**Rows**
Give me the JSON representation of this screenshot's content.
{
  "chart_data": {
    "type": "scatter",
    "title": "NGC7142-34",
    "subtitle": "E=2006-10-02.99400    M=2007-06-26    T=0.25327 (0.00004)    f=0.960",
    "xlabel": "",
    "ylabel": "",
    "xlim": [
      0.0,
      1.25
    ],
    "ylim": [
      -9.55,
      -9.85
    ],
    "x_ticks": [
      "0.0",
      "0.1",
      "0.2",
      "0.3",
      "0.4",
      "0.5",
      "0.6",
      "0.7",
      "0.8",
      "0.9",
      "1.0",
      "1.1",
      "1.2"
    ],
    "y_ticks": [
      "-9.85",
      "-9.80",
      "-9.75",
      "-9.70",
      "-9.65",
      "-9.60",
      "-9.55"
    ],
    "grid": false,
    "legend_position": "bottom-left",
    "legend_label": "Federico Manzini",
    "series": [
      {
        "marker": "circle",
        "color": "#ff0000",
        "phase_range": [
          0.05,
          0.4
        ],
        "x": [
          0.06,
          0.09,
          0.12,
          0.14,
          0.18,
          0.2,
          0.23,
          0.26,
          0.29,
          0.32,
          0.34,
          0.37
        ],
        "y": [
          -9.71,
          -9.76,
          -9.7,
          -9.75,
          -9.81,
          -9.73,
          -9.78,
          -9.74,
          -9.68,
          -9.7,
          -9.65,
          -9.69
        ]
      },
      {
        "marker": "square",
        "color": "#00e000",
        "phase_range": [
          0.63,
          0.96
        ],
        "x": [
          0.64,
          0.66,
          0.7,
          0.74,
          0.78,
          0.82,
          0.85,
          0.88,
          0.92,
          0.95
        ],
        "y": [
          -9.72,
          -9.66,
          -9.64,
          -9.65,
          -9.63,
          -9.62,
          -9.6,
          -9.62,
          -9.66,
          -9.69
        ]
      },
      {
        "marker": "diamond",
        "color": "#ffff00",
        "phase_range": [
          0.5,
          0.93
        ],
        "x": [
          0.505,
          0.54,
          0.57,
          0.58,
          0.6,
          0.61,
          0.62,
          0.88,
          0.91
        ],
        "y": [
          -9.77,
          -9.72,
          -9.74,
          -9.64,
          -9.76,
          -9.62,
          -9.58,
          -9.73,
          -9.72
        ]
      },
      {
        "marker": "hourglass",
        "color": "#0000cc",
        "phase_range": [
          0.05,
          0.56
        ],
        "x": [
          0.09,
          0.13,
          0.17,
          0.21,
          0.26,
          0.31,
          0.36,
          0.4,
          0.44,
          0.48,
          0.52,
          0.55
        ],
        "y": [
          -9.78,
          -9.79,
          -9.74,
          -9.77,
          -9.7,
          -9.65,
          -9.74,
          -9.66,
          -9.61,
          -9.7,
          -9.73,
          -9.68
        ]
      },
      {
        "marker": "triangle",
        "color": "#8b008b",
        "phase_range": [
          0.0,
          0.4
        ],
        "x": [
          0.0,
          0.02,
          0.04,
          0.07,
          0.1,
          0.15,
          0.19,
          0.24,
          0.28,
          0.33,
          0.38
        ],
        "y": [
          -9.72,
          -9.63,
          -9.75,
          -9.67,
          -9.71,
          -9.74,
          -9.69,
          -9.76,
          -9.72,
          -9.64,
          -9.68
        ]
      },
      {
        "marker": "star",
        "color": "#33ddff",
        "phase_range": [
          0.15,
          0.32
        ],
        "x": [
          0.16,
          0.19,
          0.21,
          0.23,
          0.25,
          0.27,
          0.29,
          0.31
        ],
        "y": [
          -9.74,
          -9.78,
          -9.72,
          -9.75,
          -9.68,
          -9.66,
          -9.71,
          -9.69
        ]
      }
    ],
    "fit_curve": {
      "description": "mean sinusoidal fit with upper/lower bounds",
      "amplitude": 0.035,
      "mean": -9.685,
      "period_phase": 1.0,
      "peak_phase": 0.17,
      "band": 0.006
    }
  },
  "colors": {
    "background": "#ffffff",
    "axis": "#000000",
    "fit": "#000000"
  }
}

**Task directions**
Repeat the records above in full, character for character.

**Reply to the exercise**
Give me the JSON representation of this screenshot's content.
{
  "chart_data": {
    "type": "scatter",
    "title": "NGC7142-34",
    "subtitle": "E=2006-10-02.99400    M=2007-06-26    T=0.25327 (0.00004)    f=0.960",
    "xlabel": "",
    "ylabel": "",
    "xlim": [
      0.0,
      1.25
    ],
    "ylim": [
      -9.55,
      -9.85
    ],
    "x_ticks": [
      "0.0",
      "0.1",
      "0.2",
      "0.3",
      "0.4",
      "0.5",
      "0.6",
      "0.7",
      "0.8",
      "0.9",
      "1.0",
      "1.1",
      "1.2"
    ],
    "y_ticks": [
      "-9.85",
      "-9.80",
      "-9.75",
      "-9.70",
      "-9.65",
      "-9.60",
      "-9.55"
    ],
    "grid": false,
    "legend_position": "bottom-left",
    "legend_label": "Federico Manzini",
    "series": [
      {
        "marker": "circle",
        "color": "#ff0000",
        "phase_range": [
          0.05,
          0.4
        ],
        "x": [
          0.06,
          0.09,
          0.12,
          0.14,
          0.18,
          0.2,
          0.23,
          0.26,
          0.29,
          0.32,
          0.34,
          0.37
        ],
        "y": [
          -9.71,
          -9.76,
          -9.7,
          -9.75,
          -9.81,
          -9.73,
          -9.78,
          -9.74,
          -9.68,
          -9.7,
          -9.65,
          -9.69
        ]
      },
      {
        "marker": "square",
        "color": "#00e000",
        "phase_range": [
          0.63,
          0.96
        ],
        "x": [
          0.64,
          0.66,
          0.7,
          0.74,
          0.78,
          0.82,
          0.85,
          0.88,
          0.92,
          0.95
        ],
        "y": [
          -9.72,
          -9.66,
          -9.64,
          -9.65,
          -9.63,
          -9.62,
          -9.6,
          -9.62,
          -9.66,
          -9.69
        ]
      },
      {
        "marker": "diamond",
        "color": "#ffff00",
        "phase_range": [
          0.5,
          0.93
        ],
        "x": [
          0.505,
          0.54,
          0.57,
          0.58,
          0.6,
          0.61,
          0.62,
          0.88,
          0.91
        ],
        "y": [
          -9.77,
          -9.72,
          -9.74,
          -9.64,
          -9.76,
          -9.62,
          -9.58,
          -9.73,
          -9.72
        ]
      },
      {
        "marker": "hourglass",
        "color": "#0000cc",
        "phase_range": [
          0.05,
          0.56
        ],
        "x": [
          0.09,
          0.13,
          0.17,
          0.21,
          0.26,
          0.31,
          0.36,
          0.4,
          0.44,
          0.48,
          0.52,
          0.55
        ],
        "y": [
          -9.78,
          -9.79,
          -9.74,
          -9.77,
          -9.7,
          -9.65,
          -9.74,
          -9.66,
          -9.61,
          -9.7,
          -9.73,
          -9.68
        ]
      },
      {
        "marker": "triangle",
        "color": "#8b008b",
        "phase_range": [
          0.0,
          0.4
        ],
        "x": [
          0.0,
          0.02,
          0.04,
          0.07,
          0.1,
          0.15,
          0.19,
          0.24,
          0.28,
          0.33,
          0.38
        ],
        "y": [
          -9.72,
          -9.63,
          -9.75,
          -9.67,
          -9.71,
          -9.74,
          -9.69,
          -9.76,
          -9.72,
          -9.64,
          -9.68
        ]
      },
      {
        "marker": "star",
        "color": "#33ddff",
        "phase_range": [
          0.15,
          0.32
        ],
        "x": [
          0.16,
          0.19,
          0.21,
          0.23,
          0.25,
          0.27,
          0.29,
          0.31
        ],
        "y": [
          -9.74,
          -9.78,
          -9.72,
          -9.75,
          -9.68,
          -9.66,
          -9.71,
          -9.69
        ]
      }
    ],
    "fit_curve": {
      "description": "mean sinusoidal fit with upper/lower bounds",
      "amplitude": 0.035,
      "mean": -9.685,
      "period_phase": 1.0,
      "peak_phase": 0.17,
      "band": 0.006
    }
  },
  "colors": {
    "background": "#ffffff",
    "axis": "#000000",
    "fit": "#000000"
  }
}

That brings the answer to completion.